# MATERIAL FOR THIS EXERCISE
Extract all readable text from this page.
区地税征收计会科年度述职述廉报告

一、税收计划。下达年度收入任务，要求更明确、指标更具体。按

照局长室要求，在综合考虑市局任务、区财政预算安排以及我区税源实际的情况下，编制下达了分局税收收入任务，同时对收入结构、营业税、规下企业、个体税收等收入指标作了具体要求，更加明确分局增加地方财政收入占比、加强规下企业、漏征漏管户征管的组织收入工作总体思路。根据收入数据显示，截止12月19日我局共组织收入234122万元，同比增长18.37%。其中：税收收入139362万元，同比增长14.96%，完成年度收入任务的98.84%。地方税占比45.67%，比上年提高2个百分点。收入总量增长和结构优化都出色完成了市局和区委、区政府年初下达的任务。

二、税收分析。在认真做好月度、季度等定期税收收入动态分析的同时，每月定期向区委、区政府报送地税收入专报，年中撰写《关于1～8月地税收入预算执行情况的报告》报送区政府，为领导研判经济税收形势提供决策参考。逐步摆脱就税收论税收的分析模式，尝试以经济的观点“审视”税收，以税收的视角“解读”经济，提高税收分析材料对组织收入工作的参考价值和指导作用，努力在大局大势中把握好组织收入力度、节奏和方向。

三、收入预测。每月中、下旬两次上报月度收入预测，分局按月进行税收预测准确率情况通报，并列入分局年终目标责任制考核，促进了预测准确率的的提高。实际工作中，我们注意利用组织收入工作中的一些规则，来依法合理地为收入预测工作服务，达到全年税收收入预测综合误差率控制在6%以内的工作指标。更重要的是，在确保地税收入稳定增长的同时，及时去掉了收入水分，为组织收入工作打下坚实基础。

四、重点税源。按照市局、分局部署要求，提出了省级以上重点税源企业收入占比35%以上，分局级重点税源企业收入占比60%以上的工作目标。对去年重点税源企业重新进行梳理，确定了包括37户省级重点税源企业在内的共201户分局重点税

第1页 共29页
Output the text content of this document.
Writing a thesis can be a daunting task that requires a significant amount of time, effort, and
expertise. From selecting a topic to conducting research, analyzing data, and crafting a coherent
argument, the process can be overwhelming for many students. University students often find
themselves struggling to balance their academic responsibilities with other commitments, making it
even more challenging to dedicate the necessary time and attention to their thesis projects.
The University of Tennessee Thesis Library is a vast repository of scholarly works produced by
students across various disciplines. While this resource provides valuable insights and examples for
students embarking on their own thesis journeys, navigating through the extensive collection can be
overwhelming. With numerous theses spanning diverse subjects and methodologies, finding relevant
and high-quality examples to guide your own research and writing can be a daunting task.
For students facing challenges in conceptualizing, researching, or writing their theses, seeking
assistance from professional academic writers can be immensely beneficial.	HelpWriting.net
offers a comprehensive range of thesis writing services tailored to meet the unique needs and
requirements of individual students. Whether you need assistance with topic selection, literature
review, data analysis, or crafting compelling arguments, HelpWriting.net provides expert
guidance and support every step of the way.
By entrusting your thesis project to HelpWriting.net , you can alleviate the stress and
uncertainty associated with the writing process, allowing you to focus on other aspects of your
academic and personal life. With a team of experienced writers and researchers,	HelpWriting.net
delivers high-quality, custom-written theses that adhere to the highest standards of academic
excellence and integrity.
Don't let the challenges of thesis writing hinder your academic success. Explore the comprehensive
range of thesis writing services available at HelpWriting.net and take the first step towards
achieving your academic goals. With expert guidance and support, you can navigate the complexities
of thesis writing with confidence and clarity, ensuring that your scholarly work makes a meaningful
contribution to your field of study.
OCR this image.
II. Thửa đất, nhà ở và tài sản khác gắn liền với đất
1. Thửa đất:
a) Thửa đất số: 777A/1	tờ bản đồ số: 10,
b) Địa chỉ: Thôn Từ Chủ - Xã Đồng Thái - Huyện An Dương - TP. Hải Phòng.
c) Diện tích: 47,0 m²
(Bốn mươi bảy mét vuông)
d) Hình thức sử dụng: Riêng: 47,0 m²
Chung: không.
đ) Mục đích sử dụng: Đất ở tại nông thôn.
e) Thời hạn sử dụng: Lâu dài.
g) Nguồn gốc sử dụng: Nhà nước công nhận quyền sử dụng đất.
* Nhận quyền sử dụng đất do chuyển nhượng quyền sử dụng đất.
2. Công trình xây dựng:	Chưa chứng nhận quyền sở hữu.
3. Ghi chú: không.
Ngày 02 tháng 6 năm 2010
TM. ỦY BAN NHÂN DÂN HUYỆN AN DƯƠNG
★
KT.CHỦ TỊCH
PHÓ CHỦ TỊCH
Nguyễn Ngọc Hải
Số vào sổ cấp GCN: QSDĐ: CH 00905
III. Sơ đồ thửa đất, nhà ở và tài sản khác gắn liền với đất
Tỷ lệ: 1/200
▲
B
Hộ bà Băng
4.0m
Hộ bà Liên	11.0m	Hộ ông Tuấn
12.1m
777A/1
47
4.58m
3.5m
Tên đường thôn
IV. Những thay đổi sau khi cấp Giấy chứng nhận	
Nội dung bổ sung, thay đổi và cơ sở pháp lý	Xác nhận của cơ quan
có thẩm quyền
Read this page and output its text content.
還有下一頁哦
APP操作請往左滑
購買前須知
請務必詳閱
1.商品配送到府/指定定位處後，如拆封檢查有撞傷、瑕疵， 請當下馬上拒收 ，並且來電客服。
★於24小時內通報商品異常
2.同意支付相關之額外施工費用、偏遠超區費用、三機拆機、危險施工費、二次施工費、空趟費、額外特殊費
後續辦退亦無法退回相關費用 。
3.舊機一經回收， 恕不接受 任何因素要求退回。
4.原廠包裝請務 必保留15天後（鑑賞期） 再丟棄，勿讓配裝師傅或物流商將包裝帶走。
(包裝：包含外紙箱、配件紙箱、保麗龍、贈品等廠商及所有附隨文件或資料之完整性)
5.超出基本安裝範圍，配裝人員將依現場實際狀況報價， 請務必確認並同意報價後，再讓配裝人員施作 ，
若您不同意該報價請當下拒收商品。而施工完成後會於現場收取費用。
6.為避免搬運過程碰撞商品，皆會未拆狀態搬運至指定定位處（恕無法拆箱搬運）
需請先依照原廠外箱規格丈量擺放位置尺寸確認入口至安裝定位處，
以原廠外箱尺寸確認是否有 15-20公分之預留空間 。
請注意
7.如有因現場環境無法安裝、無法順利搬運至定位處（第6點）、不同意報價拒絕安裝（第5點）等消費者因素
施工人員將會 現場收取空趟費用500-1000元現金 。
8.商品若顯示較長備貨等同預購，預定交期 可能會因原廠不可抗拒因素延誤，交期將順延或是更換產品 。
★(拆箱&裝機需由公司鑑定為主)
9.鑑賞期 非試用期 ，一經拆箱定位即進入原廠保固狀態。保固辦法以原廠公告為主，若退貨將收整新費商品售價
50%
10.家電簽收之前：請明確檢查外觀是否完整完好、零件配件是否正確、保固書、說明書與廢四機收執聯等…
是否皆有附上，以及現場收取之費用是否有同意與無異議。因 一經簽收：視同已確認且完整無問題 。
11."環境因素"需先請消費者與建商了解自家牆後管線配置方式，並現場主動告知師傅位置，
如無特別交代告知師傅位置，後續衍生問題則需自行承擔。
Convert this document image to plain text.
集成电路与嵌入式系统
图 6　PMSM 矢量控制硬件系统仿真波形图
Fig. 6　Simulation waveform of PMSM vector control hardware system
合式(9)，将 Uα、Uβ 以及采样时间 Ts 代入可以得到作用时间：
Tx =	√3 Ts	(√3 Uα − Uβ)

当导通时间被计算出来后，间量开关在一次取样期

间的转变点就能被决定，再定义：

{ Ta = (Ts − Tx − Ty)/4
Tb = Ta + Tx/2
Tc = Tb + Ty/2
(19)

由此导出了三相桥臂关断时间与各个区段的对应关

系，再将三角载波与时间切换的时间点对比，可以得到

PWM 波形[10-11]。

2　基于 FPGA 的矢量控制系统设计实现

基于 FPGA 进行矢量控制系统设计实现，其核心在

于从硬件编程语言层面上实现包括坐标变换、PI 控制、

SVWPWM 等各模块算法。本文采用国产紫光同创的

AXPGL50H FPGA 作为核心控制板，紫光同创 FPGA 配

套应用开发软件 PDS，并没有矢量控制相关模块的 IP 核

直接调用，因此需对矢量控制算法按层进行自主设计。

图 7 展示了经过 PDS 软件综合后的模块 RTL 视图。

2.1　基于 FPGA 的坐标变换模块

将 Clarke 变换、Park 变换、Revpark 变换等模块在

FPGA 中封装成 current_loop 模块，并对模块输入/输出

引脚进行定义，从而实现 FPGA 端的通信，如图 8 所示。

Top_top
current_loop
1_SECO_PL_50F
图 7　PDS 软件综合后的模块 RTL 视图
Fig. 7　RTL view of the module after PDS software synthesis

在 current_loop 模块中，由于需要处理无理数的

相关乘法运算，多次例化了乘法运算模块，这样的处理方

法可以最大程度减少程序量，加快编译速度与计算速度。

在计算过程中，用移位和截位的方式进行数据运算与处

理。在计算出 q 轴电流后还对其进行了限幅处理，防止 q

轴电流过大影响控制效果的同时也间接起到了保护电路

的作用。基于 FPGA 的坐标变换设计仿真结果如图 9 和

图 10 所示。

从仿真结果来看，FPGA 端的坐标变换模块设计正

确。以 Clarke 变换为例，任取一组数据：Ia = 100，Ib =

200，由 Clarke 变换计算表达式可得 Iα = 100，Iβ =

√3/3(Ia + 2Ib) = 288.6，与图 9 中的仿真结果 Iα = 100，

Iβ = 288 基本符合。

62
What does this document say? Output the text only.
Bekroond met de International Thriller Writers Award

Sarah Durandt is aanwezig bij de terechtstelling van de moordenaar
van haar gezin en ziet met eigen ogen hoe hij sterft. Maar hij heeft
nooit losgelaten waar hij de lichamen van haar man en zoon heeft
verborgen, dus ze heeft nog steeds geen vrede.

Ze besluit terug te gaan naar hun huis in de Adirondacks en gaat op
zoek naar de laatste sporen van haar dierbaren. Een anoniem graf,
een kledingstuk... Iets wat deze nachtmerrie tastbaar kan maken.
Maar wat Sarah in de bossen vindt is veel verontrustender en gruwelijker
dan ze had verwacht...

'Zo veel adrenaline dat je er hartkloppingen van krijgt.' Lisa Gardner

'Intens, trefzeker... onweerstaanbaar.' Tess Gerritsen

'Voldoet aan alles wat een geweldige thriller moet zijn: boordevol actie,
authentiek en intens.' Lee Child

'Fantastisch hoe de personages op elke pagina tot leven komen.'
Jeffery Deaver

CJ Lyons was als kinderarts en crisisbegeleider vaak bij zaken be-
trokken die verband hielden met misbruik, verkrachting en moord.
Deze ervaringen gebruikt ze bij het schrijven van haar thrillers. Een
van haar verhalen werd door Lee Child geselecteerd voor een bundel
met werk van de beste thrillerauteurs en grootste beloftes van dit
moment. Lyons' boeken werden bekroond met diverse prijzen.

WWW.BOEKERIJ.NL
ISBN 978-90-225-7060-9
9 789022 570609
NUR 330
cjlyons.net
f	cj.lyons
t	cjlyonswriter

# WHAT TO PRODUCE
Gather every line from the listing above in which "quyền" appears, and copy those lines.

# REPLY TO THE TASK
g) Nguồn gốc sử dụng: Nhà nước công nhận quyền sử dụng đất.
* Nhận quyền sử dụng đất do chuyển nhượng quyền sử dụng đất.
2. Công trình xây dựng:	Chưa chứng nhận quyền sở hữu.
có thẩm quyền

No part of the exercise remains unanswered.